[Raw data]:
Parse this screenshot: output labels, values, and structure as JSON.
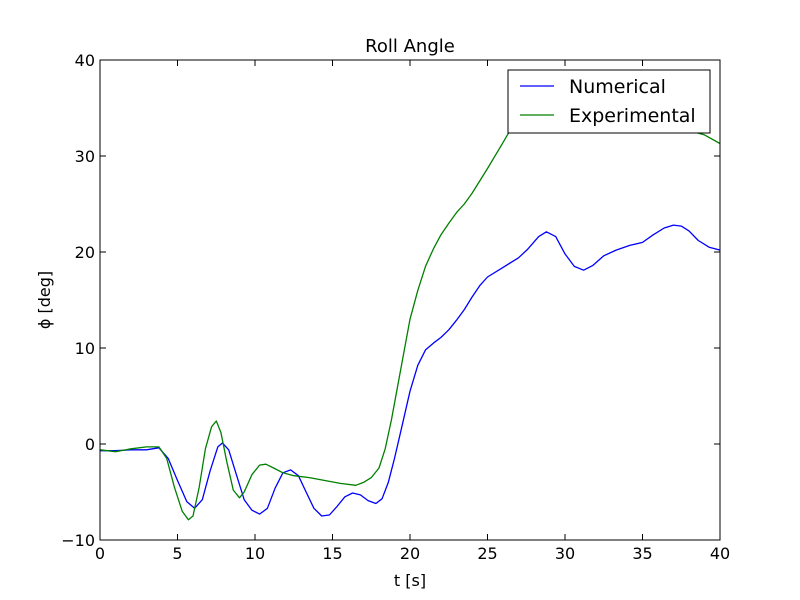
{
  "chart_data": {
    "type": "line",
    "title": "Roll Angle",
    "xlabel": "t [s]",
    "ylabel": "ϕ [deg]",
    "xlim": [
      0,
      40
    ],
    "ylim": [
      -10,
      40
    ],
    "xticks": [
      0,
      5,
      10,
      15,
      20,
      25,
      30,
      35,
      40
    ],
    "yticks": [
      -10,
      0,
      10,
      20,
      30,
      40
    ],
    "grid": false,
    "legend_position": "top-right",
    "series": [
      {
        "name": "Numerical",
        "color": "#0000ff",
        "x": [
          0,
          1,
          2,
          3,
          3.8,
          4.4,
          5,
          5.6,
          6.1,
          6.6,
          7.1,
          7.6,
          7.9,
          8.3,
          8.8,
          9.3,
          9.8,
          10.3,
          10.8,
          11.3,
          11.8,
          12.3,
          12.8,
          13.3,
          13.8,
          14.3,
          14.8,
          15.3,
          15.8,
          16.3,
          16.8,
          17.3,
          17.8,
          18.2,
          18.6,
          19,
          19.5,
          20,
          20.5,
          21,
          21.5,
          22,
          22.5,
          23,
          23.5,
          24,
          24.5,
          25,
          26,
          27,
          27.6,
          28.3,
          28.8,
          29.4,
          30,
          30.6,
          31.2,
          31.8,
          32.5,
          33.3,
          34.2,
          35,
          35.7,
          36.4,
          37,
          37.5,
          38,
          38.6,
          39.3,
          40
        ],
        "y": [
          -0.7,
          -0.7,
          -0.6,
          -0.6,
          -0.4,
          -1.5,
          -3.8,
          -6,
          -6.7,
          -5.8,
          -2.8,
          -0.3,
          0.1,
          -0.6,
          -3.2,
          -5.8,
          -6.9,
          -7.3,
          -6.7,
          -4.6,
          -3,
          -2.7,
          -3.3,
          -5,
          -6.7,
          -7.5,
          -7.4,
          -6.5,
          -5.5,
          -5.1,
          -5.3,
          -5.9,
          -6.2,
          -5.7,
          -4,
          -1.5,
          2,
          5.5,
          8.2,
          9.8,
          10.5,
          11.1,
          11.9,
          12.9,
          14,
          15.3,
          16.5,
          17.4,
          18.4,
          19.4,
          20.3,
          21.6,
          22.1,
          21.6,
          19.8,
          18.5,
          18.1,
          18.6,
          19.6,
          20.2,
          20.7,
          21,
          21.8,
          22.5,
          22.8,
          22.7,
          22.2,
          21.2,
          20.5,
          20.2
        ]
      },
      {
        "name": "Experimental",
        "color": "#008000",
        "x": [
          0,
          1,
          2,
          3,
          3.8,
          4.3,
          4.8,
          5.3,
          5.7,
          6,
          6.4,
          6.8,
          7.2,
          7.5,
          7.8,
          8.2,
          8.6,
          9,
          9.3,
          9.8,
          10.3,
          10.7,
          11.2,
          11.8,
          12.5,
          13.5,
          14.5,
          15.5,
          16.5,
          17,
          17.5,
          18,
          18.4,
          18.8,
          19.2,
          19.6,
          20,
          20.5,
          21,
          21.5,
          22,
          22.5,
          23,
          23.5,
          24,
          25,
          26,
          26.5,
          27,
          30,
          35,
          39,
          40
        ],
        "y": [
          -0.6,
          -0.8,
          -0.5,
          -0.3,
          -0.3,
          -1.5,
          -4.5,
          -7,
          -7.9,
          -7.5,
          -4.5,
          -0.5,
          1.8,
          2.4,
          1.2,
          -2,
          -4.8,
          -5.6,
          -5,
          -3.2,
          -2.2,
          -2.1,
          -2.5,
          -3,
          -3.3,
          -3.5,
          -3.8,
          -4.1,
          -4.3,
          -4,
          -3.5,
          -2.5,
          -0.5,
          2.5,
          6,
          9.5,
          13,
          16,
          18.5,
          20.3,
          21.8,
          23,
          24.1,
          25,
          26.1,
          28.7,
          31.4,
          32.8,
          33.5,
          34,
          34,
          32.2,
          31.3
        ]
      }
    ]
  }
}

[Instructions to follow]: Reproduce the records above exactly, leaving out every picture they contain.

[Task result]:
Parse this screenshot: output labels, values, and structure as JSON.
{
  "chart_data": {
    "type": "line",
    "title": "Roll Angle",
    "xlabel": "t [s]",
    "ylabel": "ϕ [deg]",
    "xlim": [
      0,
      40
    ],
    "ylim": [
      -10,
      40
    ],
    "xticks": [
      0,
      5,
      10,
      15,
      20,
      25,
      30,
      35,
      40
    ],
    "yticks": [
      -10,
      0,
      10,
      20,
      30,
      40
    ],
    "grid": false,
    "legend_position": "top-right",
    "series": [
      {
        "name": "Numerical",
        "color": "#0000ff",
        "x": [
          0,
          1,
          2,
          3,
          3.8,
          4.4,
          5,
          5.6,
          6.1,
          6.6,
          7.1,
          7.6,
          7.9,
          8.3,
          8.8,
          9.3,
          9.8,
          10.3,
          10.8,
          11.3,
          11.8,
          12.3,
          12.8,
          13.3,
          13.8,
          14.3,
          14.8,
          15.3,
          15.8,
          16.3,
          16.8,
          17.3,
          17.8,
          18.2,
          18.6,
          19,
          19.5,
          20,
          20.5,
          21,
          21.5,
          22,
          22.5,
          23,
          23.5,
          24,
          24.5,
          25,
          26,
          27,
          27.6,
          28.3,
          28.8,
          29.4,
          30,
          30.6,
          31.2,
          31.8,
          32.5,
          33.3,
          34.2,
          35,
          35.7,
          36.4,
          37,
          37.5,
          38,
          38.6,
          39.3,
          40
        ],
        "y": [
          -0.7,
          -0.7,
          -0.6,
          -0.6,
          -0.4,
          -1.5,
          -3.8,
          -6,
          -6.7,
          -5.8,
          -2.8,
          -0.3,
          0.1,
          -0.6,
          -3.2,
          -5.8,
          -6.9,
          -7.3,
          -6.7,
          -4.6,
          -3,
          -2.7,
          -3.3,
          -5,
          -6.7,
          -7.5,
          -7.4,
          -6.5,
          -5.5,
          -5.1,
          -5.3,
          -5.9,
          -6.2,
          -5.7,
          -4,
          -1.5,
          2,
          5.5,
          8.2,
          9.8,
          10.5,
          11.1,
          11.9,
          12.9,
          14,
          15.3,
          16.5,
          17.4,
          18.4,
          19.4,
          20.3,
          21.6,
          22.1,
          21.6,
          19.8,
          18.5,
          18.1,
          18.6,
          19.6,
          20.2,
          20.7,
          21,
          21.8,
          22.5,
          22.8,
          22.7,
          22.2,
          21.2,
          20.5,
          20.2
        ]
      },
      {
        "name": "Experimental",
        "color": "#008000",
        "x": [
          0,
          1,
          2,
          3,
          3.8,
          4.3,
          4.8,
          5.3,
          5.7,
          6,
          6.4,
          6.8,
          7.2,
          7.5,
          7.8,
          8.2,
          8.6,
          9,
          9.3,
          9.8,
          10.3,
          10.7,
          11.2,
          11.8,
          12.5,
          13.5,
          14.5,
          15.5,
          16.5,
          17,
          17.5,
          18,
          18.4,
          18.8,
          19.2,
          19.6,
          20,
          20.5,
          21,
          21.5,
          22,
          22.5,
          23,
          23.5,
          24,
          25,
          26,
          26.5,
          27,
          30,
          35,
          39,
          40
        ],
        "y": [
          -0.6,
          -0.8,
          -0.5,
          -0.3,
          -0.3,
          -1.5,
          -4.5,
          -7,
          -7.9,
          -7.5,
          -4.5,
          -0.5,
          1.8,
          2.4,
          1.2,
          -2,
          -4.8,
          -5.6,
          -5,
          -3.2,
          -2.2,
          -2.1,
          -2.5,
          -3,
          -3.3,
          -3.5,
          -3.8,
          -4.1,
          -4.3,
          -4,
          -3.5,
          -2.5,
          -0.5,
          2.5,
          6,
          9.5,
          13,
          16,
          18.5,
          20.3,
          21.8,
          23,
          24.1,
          25,
          26.1,
          28.7,
          31.4,
          32.8,
          33.5,
          34,
          34,
          32.2,
          31.3
        ]
      }
    ]
  }
}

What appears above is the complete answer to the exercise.